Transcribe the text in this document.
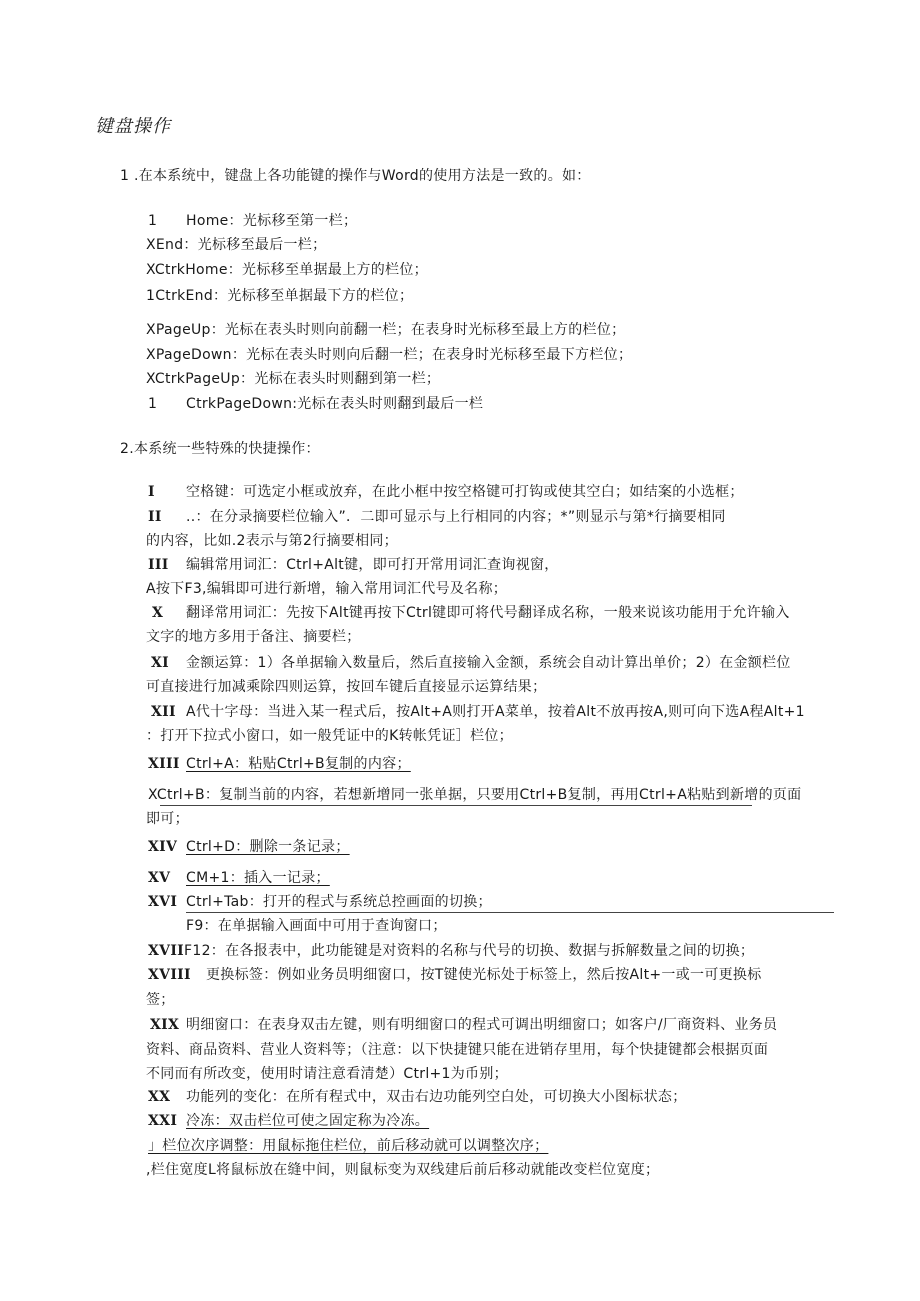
键盘操作
1 .在本系统中，键盘上各功能键的操作与Word的使用方法是一致的。如：
1 Home：光标移至第一栏；
XEnd：光标移至最后一栏；
XCtrkHome：光标移至单据最上方的栏位；
1CtrkEnd：光标移至单据最下方的栏位；
XPageUp：光标在表头时则向前翻一栏；在表身时光标移至最上方的栏位；
XPageDown：光标在表头时则向后翻一栏；在表身时光标移至最下方栏位；
XCtrkPageUp：光标在表头时则翻到第一栏；
1 CtrkPageDown:光标在表头时则翻到最后一栏
2.本系统一些特殊的快捷操作：
I 空格键：可选定小框或放弃，在此小框中按空格键可打钩或使其空白；如结案的小选框；
II ..：在分录摘要栏位输入”．二即可显示与上行相同的内容；*”则显示与第*行摘要相同
的内容，比如.2表示与第2行摘要相同；
III 编辑常用词汇：Ctrl+Alt键，即可打开常用词汇查询视窗，
A按下F3,编辑即可进行新增，输入常用词汇代号及名称；
X 翻译常用词汇：先按下Alt键再按下Ctrl键即可将代号翻译成名称，一般来说该功能用于允许输入
文字的地方多用于备注、摘要栏；
XI 金额运算：1）各单据输入数量后，然后直接输入金额，系统会自动计算出单价；2）在金额栏位
可直接进行加减乘除四则运算，按回车键后直接显示运算结果；
XII A代十字母：当进入某一程式后，按Alt+A则打开A菜单，按着Alt不放再按A,则可向下选A程Alt+1
：打开下拉式小窗口，如一般凭证中的K转帐凭证］栏位；
XIII Ctrl+A：粘贴Ctrl+B复制的内容；
XCtrl+B：复制当前的内容，若想新增同一张单据，只要用Ctrl+B复制，再用Ctrl+A粘贴到新增的页面
即可；
XIV Ctrl+D：删除一条记录；
XV CM+1：插入一记录；
XVI Ctrl+Tab：打开的程式与系统总控画面的切换；
F9：在单据输入画面中可用于查询窗口；
XVIIF12：在各报表中，此功能键是对资料的名称与代号的切换、数据与拆解数量之间的切换；
XVIII 更换标签：例如业务员明细窗口，按T键使光标处于标签上，然后按Alt+一或一可更换标
签；
XIX 明细窗口：在表身双击左键，则有明细窗口的程式可调出明细窗口；如客户/厂商资料、业务员
资料、商品资料、营业人资料等；（注意：以下快捷键只能在进销存里用，每个快捷键都会根据页面
不同而有所改变，使用时请注意看清楚）Ctrl+1为币别；
XX 功能列的变化：在所有程式中，双击右边功能列空白处，可切换大小图标状态；
XXI 冷冻：双击栏位可使之固定称为冷冻。
」栏位次序调整：用鼠标拖住栏位，前后移动就可以调整次序；
,栏住宽度L将鼠标放在缝中间，则鼠标变为双线建后前后移动就能改变栏位宽度；
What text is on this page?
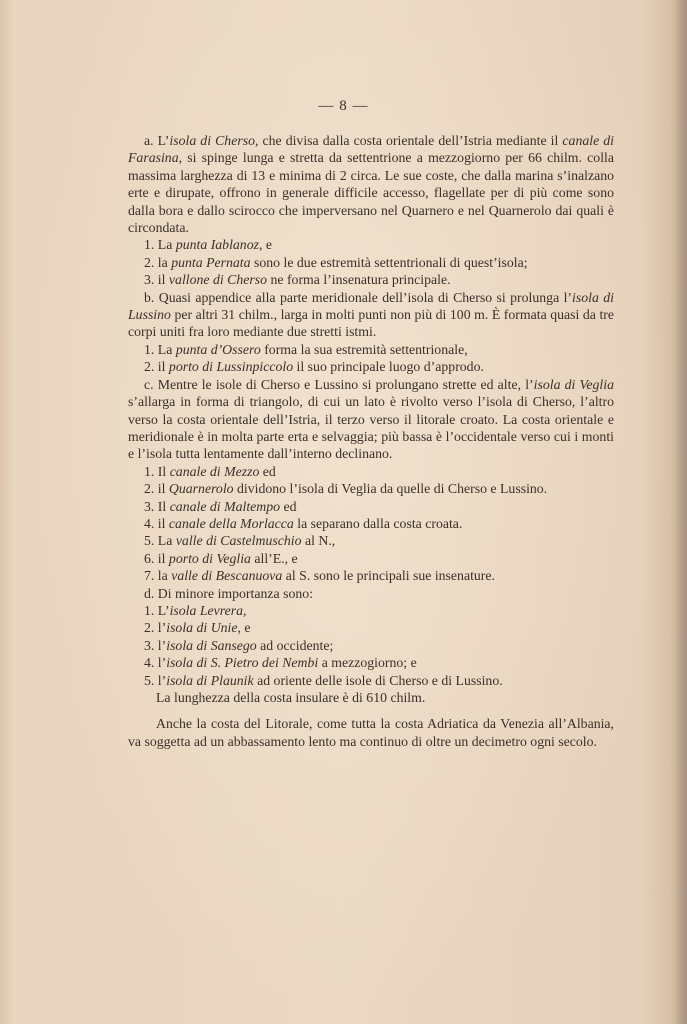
— 8 —

a. L’isola di Cherso, che divisa dalla costa orientale dell’Istria mediante il canale di Farasina, si spinge lunga e stretta da settentrione a mezzogiorno per 66 chilm. colla massima larghezza di 13 e minima di 2 circa. Le sue coste, che dalla marina s’inalzano erte e dirupate, offrono in generale difficile accesso, flagellate per di più come sono dalla bora e dallo scirocco che imperversano nel Quarnero e nel Quarnerolo dai quali è circondata.

1. La punta Iablanoz, e

2. la punta Pernata sono le due estremità settentrionali di quest’isola;

3. il vallone di Cherso ne forma l’insenatura principale.

b. Quasi appendice alla parte meridionale dell’isola di Cherso si prolunga l’isola di Lussino per altri 31 chilm., larga in molti punti non più di 100 m. È formata quasi da tre corpi uniti fra loro mediante due stretti istmi.

1. La punta d’Ossero forma la sua estremità settentrionale,

2. il porto di Lussinpiccolo il suo principale luogo d’approdo.

c. Mentre le isole di Cherso e Lussino si prolungano strette ed alte, l’isola di Veglia s’allarga in forma di triangolo, di cui un lato è rivolto verso l’isola di Cherso, l’altro verso la costa orientale dell’Istria, il terzo verso il litorale croato. La costa orientale e meridionale è in molta parte erta e selvaggia; più bassa è l’occidentale verso cui i monti e l’isola tutta lentamente dall’interno declinano.

1. Il canale di Mezzo ed

2. il Quarnerolo dividono l’isola di Veglia da quelle di Cherso e Lussino.

3. Il canale di Maltempo ed

4. il canale della Morlacca la separano dalla costa croata.

5. La valle di Castelmuschio al N.,

6. il porto di Veglia all’E., e

7. la valle di Bescanuova al S. sono le principali sue insenature.

d. Di minore importanza sono:

1. L’isola Levrera,

2. l’isola di Unie, e

3. l’isola di Sansego ad occidente;

4. l’isola di S. Pietro dei Nembi a mezzogiorno; e

5. l’isola di Plaunik ad oriente delle isole di Cherso e di Lussino.

La lunghezza della costa insulare è di 610 chilm.

Anche la costa del Litorale, come tutta la costa Adriatica da Venezia all’Albania, va soggetta ad un abbassamento lento ma continuo di oltre un decimetro ogni secolo.
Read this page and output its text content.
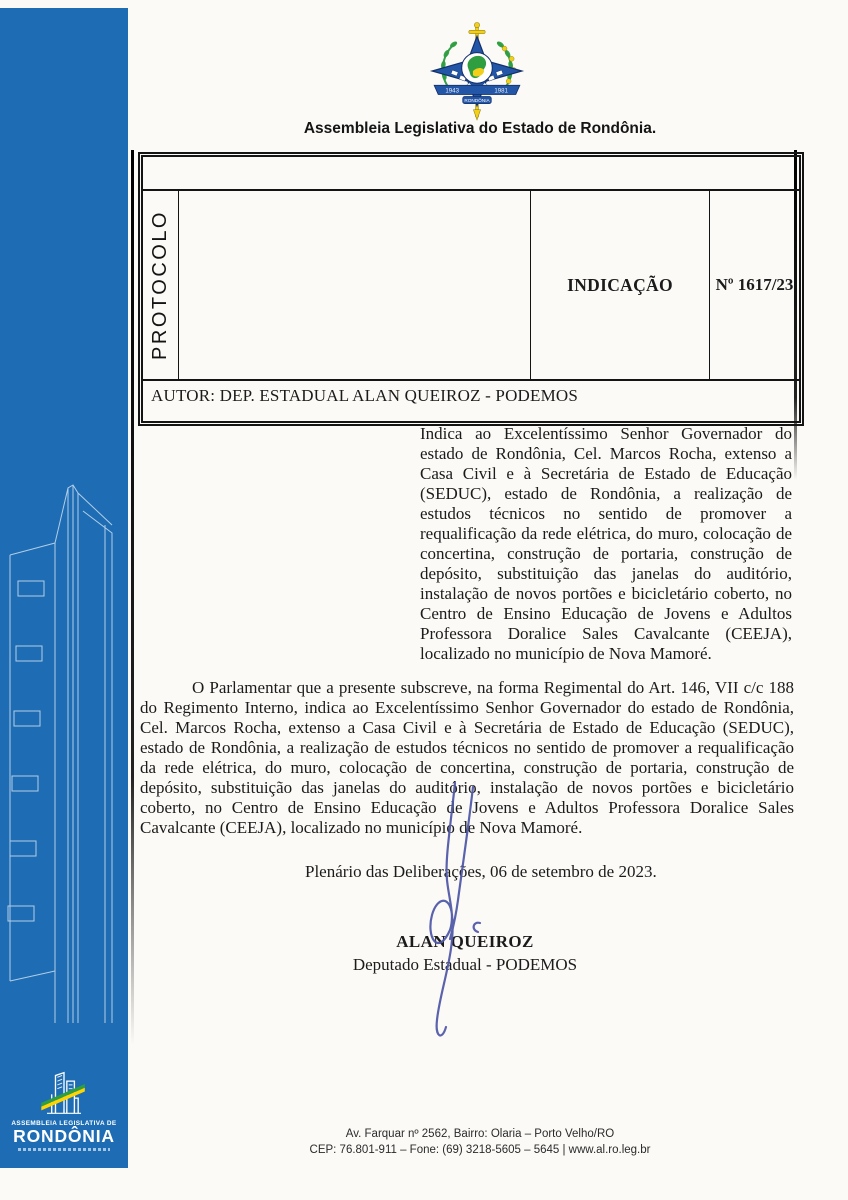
ASSEMBLEIA LEGISLATIVA DE
RONDÔNIA
1943	1981
RONDÔNIA
Assembleia Legislativa do Estado de Rondônia.
PROTOCOLO	INDICAÇÃO	Nº 1617/23
AUTOR: DEP. ESTADUAL ALAN QUEIROZ - PODEMOS
Indica ao Excelentíssimo Senhor Governador do estado de Rondônia, Cel. Marcos Rocha, extenso a Casa Civil e à Secretária de Estado de Educação (SEDUC), estado de Rondônia, a realização de estudos técnicos no sentido de promover a requalificação da rede elétrica, do muro, colocação de concertina, construção de portaria, construção de depósito, substituição das janelas do auditório, instalação de novos portões e bicicletário coberto, no Centro de Ensino Educação de Jovens e Adultos Professora Doralice Sales Cavalcante (CEEJA), localizado no município de Nova Mamoré.
O Parlamentar que a presente subscreve, na forma Regimental do Art. 146, VII c/c 188 do Regimento Interno, indica ao Excelentíssimo Senhor Governador do estado de Rondônia, Cel. Marcos Rocha, extenso a Casa Civil e à Secretária de Estado de Educação (SEDUC), estado de Rondônia, a realização de estudos técnicos no sentido de promover a requalificação da rede elétrica, do muro, colocação de concertina, construção de portaria, construção de depósito, substituição das janelas do auditório, instalação de novos portões e bicicletário coberto, no Centro de Ensino Educação de Jovens e Adultos Professora Doralice Sales Cavalcante (CEEJA), localizado no município de Nova Mamoré.
Plenário das Deliberações, 06 de setembro de 2023.
ALAN QUEIROZ
Deputado Estadual - PODEMOS
Av. Farquar nº 2562, Bairro: Olaria – Porto Velho/RO
CEP: 76.801-911 – Fone: (69) 3218-5605 – 5645 | www.al.ro.leg.br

» **DO THIS**
Search the lines for "estremità". Copy each line that has it.

» **REPLY TO THE EXERCISE**
2. la punta Pernata sono le due estremità settentrionali di quest’isola;
1. La punta d’Ossero forma la sua estremità settentrionale,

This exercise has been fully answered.